» **Instructions to follow**
Give back the full material, exactly as it reads.

» **Stored records**
BEGIN

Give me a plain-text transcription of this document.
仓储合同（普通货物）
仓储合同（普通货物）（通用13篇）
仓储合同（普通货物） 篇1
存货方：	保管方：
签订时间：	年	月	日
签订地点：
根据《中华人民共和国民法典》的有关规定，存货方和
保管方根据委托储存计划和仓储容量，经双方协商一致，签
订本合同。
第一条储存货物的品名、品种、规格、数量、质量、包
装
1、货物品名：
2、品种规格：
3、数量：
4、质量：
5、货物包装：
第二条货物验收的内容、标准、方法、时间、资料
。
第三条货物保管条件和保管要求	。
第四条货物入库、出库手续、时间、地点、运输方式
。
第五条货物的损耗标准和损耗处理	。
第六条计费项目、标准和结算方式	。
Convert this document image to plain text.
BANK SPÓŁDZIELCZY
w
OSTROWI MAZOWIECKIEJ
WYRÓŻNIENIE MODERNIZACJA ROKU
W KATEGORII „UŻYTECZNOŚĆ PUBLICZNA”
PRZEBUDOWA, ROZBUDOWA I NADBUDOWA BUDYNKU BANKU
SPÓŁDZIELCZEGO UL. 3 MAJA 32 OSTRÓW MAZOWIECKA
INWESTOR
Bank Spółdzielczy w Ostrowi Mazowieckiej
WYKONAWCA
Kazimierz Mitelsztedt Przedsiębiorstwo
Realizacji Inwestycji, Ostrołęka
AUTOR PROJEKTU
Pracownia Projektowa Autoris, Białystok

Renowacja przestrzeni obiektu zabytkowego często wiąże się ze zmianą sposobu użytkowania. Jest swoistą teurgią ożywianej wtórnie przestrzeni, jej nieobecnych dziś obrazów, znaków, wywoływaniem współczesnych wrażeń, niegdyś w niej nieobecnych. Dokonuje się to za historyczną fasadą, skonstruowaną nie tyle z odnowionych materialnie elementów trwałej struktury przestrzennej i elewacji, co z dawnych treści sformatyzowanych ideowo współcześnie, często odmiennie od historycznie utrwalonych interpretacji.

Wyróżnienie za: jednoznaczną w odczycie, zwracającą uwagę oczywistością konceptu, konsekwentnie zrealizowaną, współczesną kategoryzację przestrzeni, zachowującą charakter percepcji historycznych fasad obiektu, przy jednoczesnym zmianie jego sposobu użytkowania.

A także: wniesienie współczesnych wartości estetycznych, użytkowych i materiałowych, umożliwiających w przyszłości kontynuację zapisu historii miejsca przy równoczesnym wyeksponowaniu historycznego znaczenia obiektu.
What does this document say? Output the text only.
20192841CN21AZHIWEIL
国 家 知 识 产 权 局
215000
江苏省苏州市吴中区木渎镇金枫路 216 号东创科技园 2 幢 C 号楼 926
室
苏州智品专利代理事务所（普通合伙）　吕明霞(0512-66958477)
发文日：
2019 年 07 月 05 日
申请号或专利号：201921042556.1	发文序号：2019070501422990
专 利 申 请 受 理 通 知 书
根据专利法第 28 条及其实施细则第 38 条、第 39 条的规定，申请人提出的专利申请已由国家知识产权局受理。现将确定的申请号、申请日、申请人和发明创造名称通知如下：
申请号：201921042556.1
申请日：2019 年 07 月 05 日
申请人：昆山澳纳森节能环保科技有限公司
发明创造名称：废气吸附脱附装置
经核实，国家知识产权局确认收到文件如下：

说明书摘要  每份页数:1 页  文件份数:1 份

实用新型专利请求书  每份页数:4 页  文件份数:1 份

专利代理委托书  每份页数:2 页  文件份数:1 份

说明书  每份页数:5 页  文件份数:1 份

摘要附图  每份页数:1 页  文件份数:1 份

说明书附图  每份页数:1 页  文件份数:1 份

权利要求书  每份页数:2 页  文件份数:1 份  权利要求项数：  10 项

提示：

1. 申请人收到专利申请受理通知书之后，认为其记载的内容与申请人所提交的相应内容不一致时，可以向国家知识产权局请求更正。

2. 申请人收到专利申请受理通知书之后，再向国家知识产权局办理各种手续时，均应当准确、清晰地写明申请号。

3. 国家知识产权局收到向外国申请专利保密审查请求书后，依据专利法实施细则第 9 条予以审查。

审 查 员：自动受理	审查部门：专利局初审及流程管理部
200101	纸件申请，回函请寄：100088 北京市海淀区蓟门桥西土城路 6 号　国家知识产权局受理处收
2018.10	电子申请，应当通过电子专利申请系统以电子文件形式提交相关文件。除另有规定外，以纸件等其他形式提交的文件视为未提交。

END

» **Response to the exercise**
Give me a plain-text transcription of this document.
仓储合同（普通货物）
仓储合同（普通货物）（通用13篇）
仓储合同（普通货物） 篇1
存货方：	保管方：
签订时间：	年	月	日
签订地点：
根据《中华人民共和国民法典》的有关规定，存货方和
保管方根据委托储存计划和仓储容量，经双方协商一致，签
订本合同。
第一条储存货物的品名、品种、规格、数量、质量、包
装
1、货物品名：
2、品种规格：
3、数量：
4、质量：
5、货物包装：
第二条货物验收的内容、标准、方法、时间、资料
。
第三条货物保管条件和保管要求	。
第四条货物入库、出库手续、时间、地点、运输方式
。
第五条货物的损耗标准和损耗处理	。
第六条计费项目、标准和结算方式	。
Convert this document image to plain text.
BANK SPÓŁDZIELCZY
w
OSTROWI MAZOWIECKIEJ
WYRÓŻNIENIE MODERNIZACJA ROKU
W KATEGORII „UŻYTECZNOŚĆ PUBLICZNA”
PRZEBUDOWA, ROZBUDOWA I NADBUDOWA BUDYNKU BANKU
SPÓŁDZIELCZEGO UL. 3 MAJA 32 OSTRÓW MAZOWIECKA
INWESTOR
Bank Spółdzielczy w Ostrowi Mazowieckiej
WYKONAWCA
Kazimierz Mitelsztedt Przedsiębiorstwo
Realizacji Inwestycji, Ostrołęka
AUTOR PROJEKTU
Pracownia Projektowa Autoris, Białystok

Renowacja przestrzeni obiektu zabytkowego często wiąże się ze zmianą sposobu użytkowania. Jest swoistą teurgią ożywianej wtórnie przestrzeni, jej nieobecnych dziś obrazów, znaków, wywoływaniem współczesnych wrażeń, niegdyś w niej nieobecnych. Dokonuje się to za historyczną fasadą, skonstruowaną nie tyle z odnowionych materialnie elementów trwałej struktury przestrzennej i elewacji, co z dawnych treści sformatyzowanych ideowo współcześnie, często odmiennie od historycznie utrwalonych interpretacji.

Wyróżnienie za: jednoznaczną w odczycie, zwracającą uwagę oczywistością konceptu, konsekwentnie zrealizowaną, współczesną kategoryzację przestrzeni, zachowującą charakter percepcji historycznych fasad obiektu, przy jednoczesnym zmianie jego sposobu użytkowania.

A także: wniesienie współczesnych wartości estetycznych, użytkowych i materiałowych, umożliwiających w przyszłości kontynuację zapisu historii miejsca przy równoczesnym wyeksponowaniu historycznego znaczenia obiektu.
What does this document say? Output the text only.
20192841CN21AZHIWEIL
国 家 知 识 产 权 局
215000
江苏省苏州市吴中区木渎镇金枫路 216 号东创科技园 2 幢 C 号楼 926
室
苏州智品专利代理事务所（普通合伙）　吕明霞(0512-66958477)
发文日：
2019 年 07 月 05 日
申请号或专利号：201921042556.1	发文序号：2019070501422990
专 利 申 请 受 理 通 知 书
根据专利法第 28 条及其实施细则第 38 条、第 39 条的规定，申请人提出的专利申请已由国家知识产权局受理。现将确定的申请号、申请日、申请人和发明创造名称通知如下：
申请号：201921042556.1
申请日：2019 年 07 月 05 日
申请人：昆山澳纳森节能环保科技有限公司
发明创造名称：废气吸附脱附装置
经核实，国家知识产权局确认收到文件如下：

说明书摘要  每份页数:1 页  文件份数:1 份

实用新型专利请求书  每份页数:4 页  文件份数:1 份

专利代理委托书  每份页数:2 页  文件份数:1 份

说明书  每份页数:5 页  文件份数:1 份

摘要附图  每份页数:1 页  文件份数:1 份

说明书附图  每份页数:1 页  文件份数:1 份

权利要求书  每份页数:2 页  文件份数:1 份  权利要求项数：  10 项

提示：

1. 申请人收到专利申请受理通知书之后，认为其记载的内容与申请人所提交的相应内容不一致时，可以向国家知识产权局请求更正。

2. 申请人收到专利申请受理通知书之后，再向国家知识产权局办理各种手续时，均应当准确、清晰地写明申请号。

3. 国家知识产权局收到向外国申请专利保密审查请求书后，依据专利法实施细则第 9 条予以审查。

审 查 员：自动受理	审查部门：专利局初审及流程管理部
200101	纸件申请，回函请寄：100088 北京市海淀区蓟门桥西土城路 6 号　国家知识产权局受理处收
2018.10	电子申请，应当通过电子专利申请系统以电子文件形式提交相关文件。除另有规定外，以纸件等其他形式提交的文件视为未提交。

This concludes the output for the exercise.